- **Given exercise**
Copy each line that holds "going".
* begin Stored data *
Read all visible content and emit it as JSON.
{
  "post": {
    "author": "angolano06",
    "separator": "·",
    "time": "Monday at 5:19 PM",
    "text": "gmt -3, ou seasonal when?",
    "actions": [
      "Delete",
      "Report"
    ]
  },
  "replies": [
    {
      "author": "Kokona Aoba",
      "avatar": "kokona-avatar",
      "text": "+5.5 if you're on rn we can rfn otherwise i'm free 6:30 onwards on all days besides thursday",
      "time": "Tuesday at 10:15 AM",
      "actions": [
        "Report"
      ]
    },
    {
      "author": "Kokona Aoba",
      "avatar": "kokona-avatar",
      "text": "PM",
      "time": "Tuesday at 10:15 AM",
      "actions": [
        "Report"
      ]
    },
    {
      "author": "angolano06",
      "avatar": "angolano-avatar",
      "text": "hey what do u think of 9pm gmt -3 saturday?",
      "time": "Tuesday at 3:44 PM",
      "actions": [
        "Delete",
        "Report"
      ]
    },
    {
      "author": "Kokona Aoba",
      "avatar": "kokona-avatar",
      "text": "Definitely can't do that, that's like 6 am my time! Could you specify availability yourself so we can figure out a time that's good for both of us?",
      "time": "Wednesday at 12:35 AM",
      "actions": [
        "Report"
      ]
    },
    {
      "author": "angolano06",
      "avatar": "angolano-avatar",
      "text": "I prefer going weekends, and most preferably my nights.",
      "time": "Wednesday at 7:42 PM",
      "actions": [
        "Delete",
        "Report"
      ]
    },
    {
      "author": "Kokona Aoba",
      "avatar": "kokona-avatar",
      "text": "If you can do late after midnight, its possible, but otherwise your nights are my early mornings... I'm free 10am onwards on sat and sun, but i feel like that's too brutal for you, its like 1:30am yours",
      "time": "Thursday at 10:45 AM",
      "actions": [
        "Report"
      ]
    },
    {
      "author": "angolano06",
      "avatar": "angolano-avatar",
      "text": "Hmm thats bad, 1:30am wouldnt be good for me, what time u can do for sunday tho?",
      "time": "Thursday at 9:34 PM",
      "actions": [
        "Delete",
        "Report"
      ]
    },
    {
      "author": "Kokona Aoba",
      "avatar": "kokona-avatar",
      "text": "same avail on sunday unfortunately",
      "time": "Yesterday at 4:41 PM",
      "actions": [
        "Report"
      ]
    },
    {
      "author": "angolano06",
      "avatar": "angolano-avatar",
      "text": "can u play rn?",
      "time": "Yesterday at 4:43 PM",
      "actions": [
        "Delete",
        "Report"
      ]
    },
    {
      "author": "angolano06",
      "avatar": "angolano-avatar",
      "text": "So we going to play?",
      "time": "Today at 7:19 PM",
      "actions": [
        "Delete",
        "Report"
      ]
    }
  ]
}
* end Stored data *
- **Full solution**
      "text": "I prefer going weekends, and most preferably my nights.",
      "text": "So we going to play?",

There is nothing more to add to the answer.